_Exercise instructions_
From the entries provided below, copy each line that contains the word "ratio".

(Entries taken from a collection)
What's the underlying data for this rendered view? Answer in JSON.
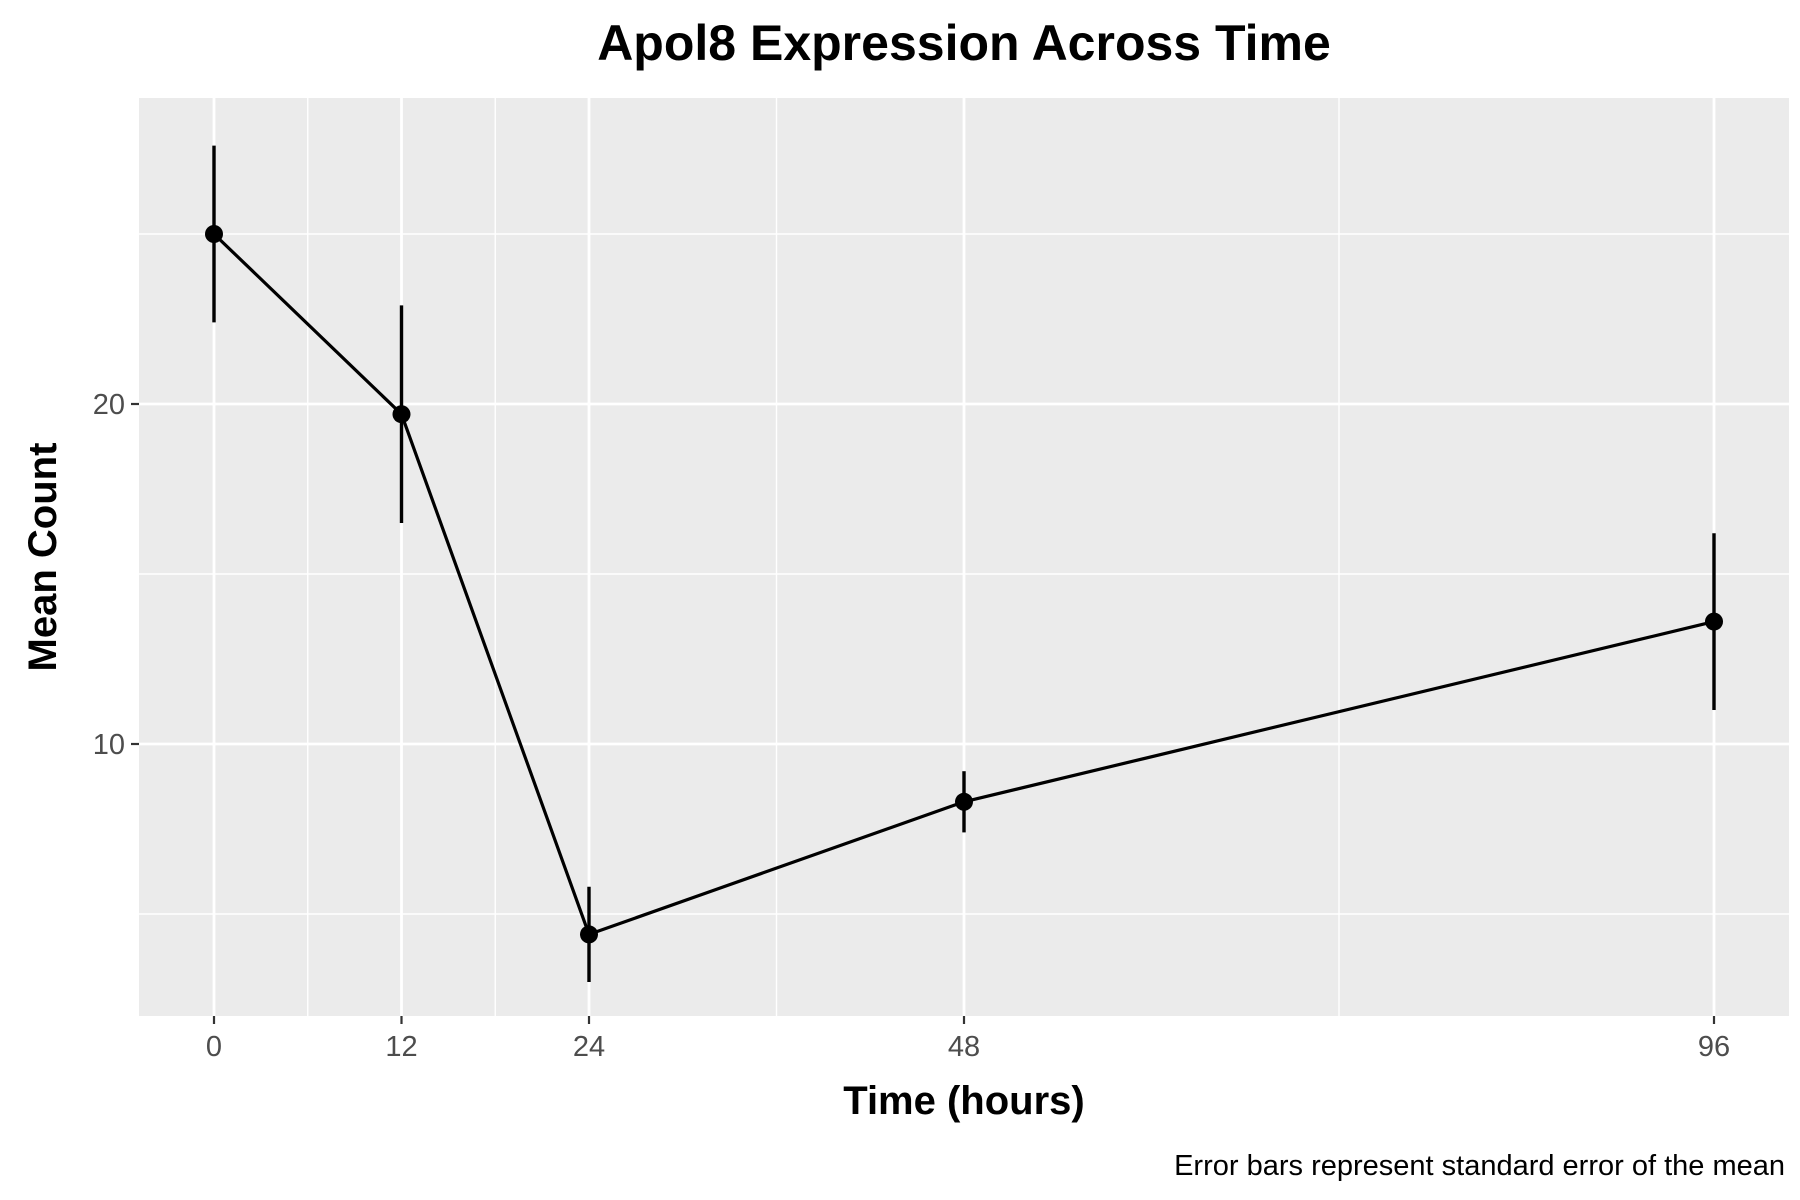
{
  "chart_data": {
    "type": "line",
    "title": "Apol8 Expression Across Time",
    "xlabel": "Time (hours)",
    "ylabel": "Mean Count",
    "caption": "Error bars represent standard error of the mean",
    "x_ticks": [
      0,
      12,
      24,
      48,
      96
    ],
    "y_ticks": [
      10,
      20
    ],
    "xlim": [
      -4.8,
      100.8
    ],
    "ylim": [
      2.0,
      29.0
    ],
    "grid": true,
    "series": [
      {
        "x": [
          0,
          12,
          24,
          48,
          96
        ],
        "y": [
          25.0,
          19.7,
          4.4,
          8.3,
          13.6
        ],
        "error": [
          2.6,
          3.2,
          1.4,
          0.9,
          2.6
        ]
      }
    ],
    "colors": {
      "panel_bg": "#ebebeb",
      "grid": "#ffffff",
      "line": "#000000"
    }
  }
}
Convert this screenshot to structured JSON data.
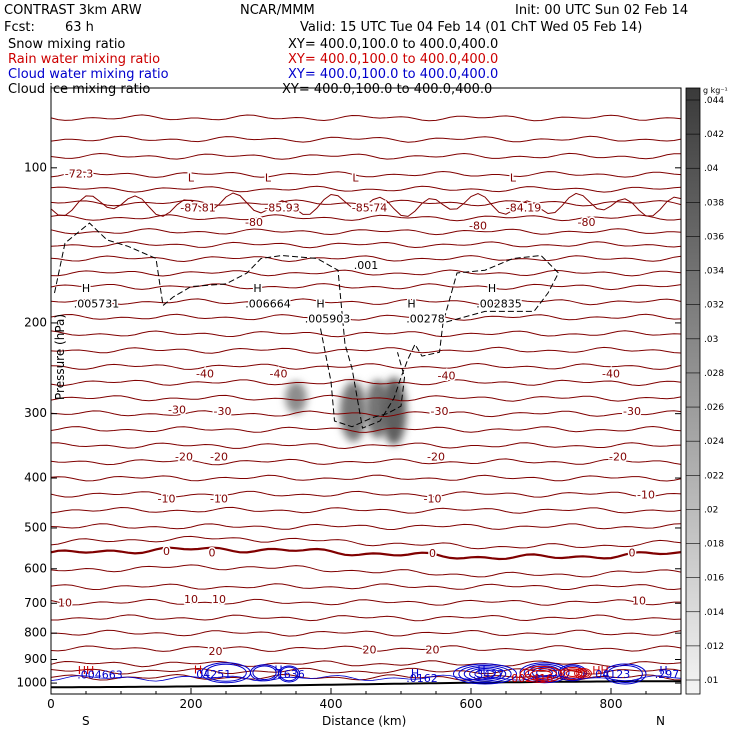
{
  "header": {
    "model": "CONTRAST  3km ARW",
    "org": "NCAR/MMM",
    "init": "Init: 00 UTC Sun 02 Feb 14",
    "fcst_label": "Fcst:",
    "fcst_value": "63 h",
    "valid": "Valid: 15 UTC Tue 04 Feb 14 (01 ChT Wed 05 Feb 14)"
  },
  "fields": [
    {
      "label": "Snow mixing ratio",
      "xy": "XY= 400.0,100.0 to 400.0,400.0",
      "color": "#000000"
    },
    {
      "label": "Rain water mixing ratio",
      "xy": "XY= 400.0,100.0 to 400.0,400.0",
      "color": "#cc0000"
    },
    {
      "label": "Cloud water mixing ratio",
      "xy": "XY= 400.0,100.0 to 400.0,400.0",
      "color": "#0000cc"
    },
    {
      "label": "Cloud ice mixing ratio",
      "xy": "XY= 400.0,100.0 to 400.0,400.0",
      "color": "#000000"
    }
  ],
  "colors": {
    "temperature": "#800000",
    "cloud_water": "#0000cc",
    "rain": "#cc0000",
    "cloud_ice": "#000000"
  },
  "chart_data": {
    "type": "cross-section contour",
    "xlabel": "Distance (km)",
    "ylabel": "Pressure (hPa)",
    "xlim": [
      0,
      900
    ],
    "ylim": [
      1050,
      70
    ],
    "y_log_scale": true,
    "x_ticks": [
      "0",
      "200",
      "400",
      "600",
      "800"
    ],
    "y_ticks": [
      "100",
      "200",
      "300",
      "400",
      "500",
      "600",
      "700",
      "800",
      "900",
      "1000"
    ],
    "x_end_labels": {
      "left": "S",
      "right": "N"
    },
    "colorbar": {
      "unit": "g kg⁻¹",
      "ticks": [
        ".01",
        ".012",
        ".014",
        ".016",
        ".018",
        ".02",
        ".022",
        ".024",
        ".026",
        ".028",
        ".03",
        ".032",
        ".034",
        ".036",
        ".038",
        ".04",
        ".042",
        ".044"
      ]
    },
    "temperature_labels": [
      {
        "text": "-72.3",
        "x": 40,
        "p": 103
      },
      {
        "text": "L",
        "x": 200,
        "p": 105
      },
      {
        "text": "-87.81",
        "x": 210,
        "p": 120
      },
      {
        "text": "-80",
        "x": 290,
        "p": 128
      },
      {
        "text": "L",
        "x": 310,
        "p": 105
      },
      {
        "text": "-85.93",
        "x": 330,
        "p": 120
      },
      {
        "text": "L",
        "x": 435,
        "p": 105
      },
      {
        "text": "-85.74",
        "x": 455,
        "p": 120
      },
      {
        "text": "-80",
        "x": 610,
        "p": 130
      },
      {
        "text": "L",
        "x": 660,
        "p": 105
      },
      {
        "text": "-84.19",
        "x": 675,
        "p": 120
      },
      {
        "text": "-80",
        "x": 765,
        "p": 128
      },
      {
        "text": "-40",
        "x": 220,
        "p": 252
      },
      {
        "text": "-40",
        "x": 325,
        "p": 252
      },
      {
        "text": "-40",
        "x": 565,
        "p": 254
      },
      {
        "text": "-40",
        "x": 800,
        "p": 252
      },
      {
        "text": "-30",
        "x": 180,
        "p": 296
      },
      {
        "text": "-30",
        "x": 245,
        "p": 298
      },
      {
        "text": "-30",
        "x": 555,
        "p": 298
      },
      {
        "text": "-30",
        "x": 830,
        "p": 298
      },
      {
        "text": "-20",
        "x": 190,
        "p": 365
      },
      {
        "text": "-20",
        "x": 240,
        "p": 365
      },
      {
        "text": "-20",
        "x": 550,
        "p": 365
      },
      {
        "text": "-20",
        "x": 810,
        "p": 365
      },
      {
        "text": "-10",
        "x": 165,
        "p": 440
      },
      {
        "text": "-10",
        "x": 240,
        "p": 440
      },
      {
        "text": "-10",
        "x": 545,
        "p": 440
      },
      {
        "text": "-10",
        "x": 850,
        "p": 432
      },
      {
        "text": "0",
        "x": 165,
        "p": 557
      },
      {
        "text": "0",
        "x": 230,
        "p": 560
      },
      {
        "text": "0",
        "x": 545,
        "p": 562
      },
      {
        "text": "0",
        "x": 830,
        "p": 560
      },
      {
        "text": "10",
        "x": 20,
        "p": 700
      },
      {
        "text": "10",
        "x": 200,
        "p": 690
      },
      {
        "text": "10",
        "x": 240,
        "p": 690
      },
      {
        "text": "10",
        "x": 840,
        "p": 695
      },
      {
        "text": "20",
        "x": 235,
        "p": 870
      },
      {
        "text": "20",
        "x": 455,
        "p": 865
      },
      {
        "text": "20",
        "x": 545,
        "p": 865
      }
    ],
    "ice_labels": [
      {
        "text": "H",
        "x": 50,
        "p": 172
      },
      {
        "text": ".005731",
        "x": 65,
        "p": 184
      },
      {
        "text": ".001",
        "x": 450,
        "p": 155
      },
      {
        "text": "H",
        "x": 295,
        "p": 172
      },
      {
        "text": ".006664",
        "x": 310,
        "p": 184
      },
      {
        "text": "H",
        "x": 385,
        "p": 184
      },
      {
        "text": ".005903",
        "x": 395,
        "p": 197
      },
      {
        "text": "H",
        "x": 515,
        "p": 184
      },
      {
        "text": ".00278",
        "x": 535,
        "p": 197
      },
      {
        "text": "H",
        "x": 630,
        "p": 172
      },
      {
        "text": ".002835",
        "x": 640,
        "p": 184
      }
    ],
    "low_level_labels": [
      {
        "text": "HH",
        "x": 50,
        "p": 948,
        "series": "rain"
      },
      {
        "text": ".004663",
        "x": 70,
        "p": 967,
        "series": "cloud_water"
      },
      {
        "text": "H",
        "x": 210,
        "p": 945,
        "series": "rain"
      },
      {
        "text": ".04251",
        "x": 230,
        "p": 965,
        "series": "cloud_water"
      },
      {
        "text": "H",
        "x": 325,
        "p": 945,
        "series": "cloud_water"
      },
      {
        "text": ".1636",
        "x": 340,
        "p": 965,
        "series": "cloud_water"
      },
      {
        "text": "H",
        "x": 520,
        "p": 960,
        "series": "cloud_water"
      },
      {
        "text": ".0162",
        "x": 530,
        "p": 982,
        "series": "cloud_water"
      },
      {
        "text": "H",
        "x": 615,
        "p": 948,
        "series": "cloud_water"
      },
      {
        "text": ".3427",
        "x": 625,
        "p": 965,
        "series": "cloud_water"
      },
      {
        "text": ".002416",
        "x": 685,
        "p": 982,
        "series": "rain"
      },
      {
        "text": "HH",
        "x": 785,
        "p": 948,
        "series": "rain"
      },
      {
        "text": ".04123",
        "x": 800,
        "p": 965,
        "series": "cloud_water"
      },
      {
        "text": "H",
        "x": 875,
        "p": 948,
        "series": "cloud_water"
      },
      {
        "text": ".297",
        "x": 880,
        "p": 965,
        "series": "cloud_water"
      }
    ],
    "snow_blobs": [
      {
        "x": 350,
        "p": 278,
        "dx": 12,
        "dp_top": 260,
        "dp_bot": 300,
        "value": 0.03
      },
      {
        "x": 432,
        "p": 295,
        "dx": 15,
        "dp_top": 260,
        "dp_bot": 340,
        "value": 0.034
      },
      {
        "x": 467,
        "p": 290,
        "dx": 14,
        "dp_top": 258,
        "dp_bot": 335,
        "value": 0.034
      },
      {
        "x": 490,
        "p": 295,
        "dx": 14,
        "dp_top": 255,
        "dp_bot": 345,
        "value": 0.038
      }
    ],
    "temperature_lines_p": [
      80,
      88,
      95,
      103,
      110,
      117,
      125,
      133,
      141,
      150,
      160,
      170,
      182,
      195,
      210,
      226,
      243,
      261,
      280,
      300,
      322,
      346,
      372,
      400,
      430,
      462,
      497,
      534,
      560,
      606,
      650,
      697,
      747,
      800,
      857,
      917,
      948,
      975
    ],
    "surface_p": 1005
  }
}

_Response to the exercise_
      "label": "Snow mixing ratio",
      "label": "Rain water mixing ratio",
      "label": "Cloud water mixing ratio",
      "label": "Cloud ice mixing ratio",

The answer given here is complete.